*What to work on*
Return every entry exactly.

--- begin Exercise material ---

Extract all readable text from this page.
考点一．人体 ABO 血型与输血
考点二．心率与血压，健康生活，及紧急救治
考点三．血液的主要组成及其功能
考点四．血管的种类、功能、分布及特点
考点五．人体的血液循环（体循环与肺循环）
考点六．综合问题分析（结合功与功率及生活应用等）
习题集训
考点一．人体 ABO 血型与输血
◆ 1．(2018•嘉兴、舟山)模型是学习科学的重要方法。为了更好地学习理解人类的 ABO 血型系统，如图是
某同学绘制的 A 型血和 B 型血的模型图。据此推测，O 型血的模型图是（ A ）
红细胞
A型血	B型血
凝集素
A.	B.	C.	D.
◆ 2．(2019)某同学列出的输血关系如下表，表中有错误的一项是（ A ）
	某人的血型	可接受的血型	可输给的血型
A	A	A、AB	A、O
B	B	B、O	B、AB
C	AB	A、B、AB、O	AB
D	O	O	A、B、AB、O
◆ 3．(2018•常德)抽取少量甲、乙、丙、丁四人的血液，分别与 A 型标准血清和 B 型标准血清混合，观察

--- end Exercise material ---

*Solution for this task*
Extract all readable text from this page.
考点一．人体 ABO 血型与输血
考点二．心率与血压，健康生活，及紧急救治
考点三．血液的主要组成及其功能
考点四．血管的种类、功能、分布及特点
考点五．人体的血液循环（体循环与肺循环）
考点六．综合问题分析（结合功与功率及生活应用等）
习题集训
考点一．人体 ABO 血型与输血
◆ 1．(2018•嘉兴、舟山)模型是学习科学的重要方法。为了更好地学习理解人类的 ABO 血型系统，如图是
某同学绘制的 A 型血和 B 型血的模型图。据此推测，O 型血的模型图是（ A ）
红细胞
A型血	B型血
凝集素
A.	B.	C.	D.
◆ 2．(2019)某同学列出的输血关系如下表，表中有错误的一项是（ A ）
	某人的血型	可接受的血型	可输给的血型
A	A	A、AB	A、O
B	B	B、O	B、AB
C	AB	A、B、AB、O	AB
D	O	O	A、B、AB、O
◆ 3．(2018•常德)抽取少量甲、乙、丙、丁四人的血液，分别与 A 型标准血清和 B 型标准血清混合，观察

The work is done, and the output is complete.